Would you restate all the data that follows, word for word?

++++ Information shown ++++

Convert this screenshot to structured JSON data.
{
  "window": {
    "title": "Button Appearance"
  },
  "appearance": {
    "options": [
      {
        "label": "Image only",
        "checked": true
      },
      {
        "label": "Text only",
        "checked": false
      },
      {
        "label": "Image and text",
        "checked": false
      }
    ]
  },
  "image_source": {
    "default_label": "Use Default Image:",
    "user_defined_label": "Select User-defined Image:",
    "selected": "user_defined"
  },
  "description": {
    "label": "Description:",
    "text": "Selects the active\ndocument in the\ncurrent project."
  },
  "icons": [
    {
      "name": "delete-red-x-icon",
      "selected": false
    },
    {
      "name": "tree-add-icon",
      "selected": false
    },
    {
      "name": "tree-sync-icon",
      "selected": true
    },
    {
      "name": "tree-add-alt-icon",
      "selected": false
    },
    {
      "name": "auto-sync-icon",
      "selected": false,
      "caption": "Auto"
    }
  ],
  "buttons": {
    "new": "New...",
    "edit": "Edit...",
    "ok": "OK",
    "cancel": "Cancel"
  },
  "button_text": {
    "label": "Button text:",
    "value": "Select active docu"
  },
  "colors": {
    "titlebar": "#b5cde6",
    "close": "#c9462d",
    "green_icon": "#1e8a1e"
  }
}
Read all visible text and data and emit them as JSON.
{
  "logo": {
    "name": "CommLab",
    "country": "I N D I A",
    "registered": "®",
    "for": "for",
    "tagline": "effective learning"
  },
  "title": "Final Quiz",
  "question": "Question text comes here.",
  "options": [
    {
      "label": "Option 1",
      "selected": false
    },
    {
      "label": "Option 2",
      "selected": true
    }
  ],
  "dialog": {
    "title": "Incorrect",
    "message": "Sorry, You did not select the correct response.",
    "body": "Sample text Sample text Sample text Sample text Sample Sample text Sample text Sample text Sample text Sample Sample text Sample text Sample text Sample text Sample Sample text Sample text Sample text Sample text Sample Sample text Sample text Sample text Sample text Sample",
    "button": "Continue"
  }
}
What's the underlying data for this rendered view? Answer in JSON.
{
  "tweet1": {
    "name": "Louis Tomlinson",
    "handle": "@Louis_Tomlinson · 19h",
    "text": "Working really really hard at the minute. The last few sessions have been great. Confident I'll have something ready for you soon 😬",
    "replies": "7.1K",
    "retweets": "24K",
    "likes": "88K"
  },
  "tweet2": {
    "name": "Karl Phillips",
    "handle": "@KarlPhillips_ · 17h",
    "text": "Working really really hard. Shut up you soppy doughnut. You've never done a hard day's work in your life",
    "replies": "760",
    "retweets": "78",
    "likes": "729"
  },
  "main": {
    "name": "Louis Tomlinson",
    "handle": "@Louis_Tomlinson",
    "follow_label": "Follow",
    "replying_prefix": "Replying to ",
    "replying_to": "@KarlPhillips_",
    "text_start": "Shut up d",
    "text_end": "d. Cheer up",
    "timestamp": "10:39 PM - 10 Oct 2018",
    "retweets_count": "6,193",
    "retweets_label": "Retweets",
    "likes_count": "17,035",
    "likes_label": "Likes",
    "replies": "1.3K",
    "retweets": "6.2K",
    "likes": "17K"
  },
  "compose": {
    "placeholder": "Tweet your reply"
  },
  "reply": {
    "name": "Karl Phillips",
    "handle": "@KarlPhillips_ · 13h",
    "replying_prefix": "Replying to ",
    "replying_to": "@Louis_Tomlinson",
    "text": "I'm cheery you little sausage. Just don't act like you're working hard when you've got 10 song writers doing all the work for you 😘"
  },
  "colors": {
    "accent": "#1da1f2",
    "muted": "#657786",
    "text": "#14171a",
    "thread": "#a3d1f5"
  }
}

++++

(Exercise answer):
Convert this screenshot to structured JSON data.
{
  "window": {
    "title": "Button Appearance"
  },
  "appearance": {
    "options": [
      {
        "label": "Image only",
        "checked": true
      },
      {
        "label": "Text only",
        "checked": false
      },
      {
        "label": "Image and text",
        "checked": false
      }
    ]
  },
  "image_source": {
    "default_label": "Use Default Image:",
    "user_defined_label": "Select User-defined Image:",
    "selected": "user_defined"
  },
  "description": {
    "label": "Description:",
    "text": "Selects the active\ndocument in the\ncurrent project."
  },
  "icons": [
    {
      "name": "delete-red-x-icon",
      "selected": false
    },
    {
      "name": "tree-add-icon",
      "selected": false
    },
    {
      "name": "tree-sync-icon",
      "selected": true
    },
    {
      "name": "tree-add-alt-icon",
      "selected": false
    },
    {
      "name": "auto-sync-icon",
      "selected": false,
      "caption": "Auto"
    }
  ],
  "buttons": {
    "new": "New...",
    "edit": "Edit...",
    "ok": "OK",
    "cancel": "Cancel"
  },
  "button_text": {
    "label": "Button text:",
    "value": "Select active docu"
  },
  "colors": {
    "titlebar": "#b5cde6",
    "close": "#c9462d",
    "green_icon": "#1e8a1e"
  }
}
Read all visible text and data and emit them as JSON.
{
  "logo": {
    "name": "CommLab",
    "country": "I N D I A",
    "registered": "®",
    "for": "for",
    "tagline": "effective learning"
  },
  "title": "Final Quiz",
  "question": "Question text comes here.",
  "options": [
    {
      "label": "Option 1",
      "selected": false
    },
    {
      "label": "Option 2",
      "selected": true
    }
  ],
  "dialog": {
    "title": "Incorrect",
    "message": "Sorry, You did not select the correct response.",
    "body": "Sample text Sample text Sample text Sample text Sample Sample text Sample text Sample text Sample text Sample Sample text Sample text Sample text Sample text Sample Sample text Sample text Sample text Sample text Sample Sample text Sample text Sample text Sample text Sample",
    "button": "Continue"
  }
}
What's the underlying data for this rendered view? Answer in JSON.
{
  "tweet1": {
    "name": "Louis Tomlinson",
    "handle": "@Louis_Tomlinson · 19h",
    "text": "Working really really hard at the minute. The last few sessions have been great. Confident I'll have something ready for you soon 😬",
    "replies": "7.1K",
    "retweets": "24K",
    "likes": "88K"
  },
  "tweet2": {
    "name": "Karl Phillips",
    "handle": "@KarlPhillips_ · 17h",
    "text": "Working really really hard. Shut up you soppy doughnut. You've never done a hard day's work in your life",
    "replies": "760",
    "retweets": "78",
    "likes": "729"
  },
  "main": {
    "name": "Louis Tomlinson",
    "handle": "@Louis_Tomlinson",
    "follow_label": "Follow",
    "replying_prefix": "Replying to ",
    "replying_to": "@KarlPhillips_",
    "text_start": "Shut up d",
    "text_end": "d. Cheer up",
    "timestamp": "10:39 PM - 10 Oct 2018",
    "retweets_count": "6,193",
    "retweets_label": "Retweets",
    "likes_count": "17,035",
    "likes_label": "Likes",
    "replies": "1.3K",
    "retweets": "6.2K",
    "likes": "17K"
  },
  "compose": {
    "placeholder": "Tweet your reply"
  },
  "reply": {
    "name": "Karl Phillips",
    "handle": "@KarlPhillips_ · 13h",
    "replying_prefix": "Replying to ",
    "replying_to": "@Louis_Tomlinson",
    "text": "I'm cheery you little sausage. Just don't act like you're working hard when you've got 10 song writers doing all the work for you 😘"
  },
  "colors": {
    "accent": "#1da1f2",
    "muted": "#657786",
    "text": "#14171a",
    "thread": "#a3d1f5"
  }
}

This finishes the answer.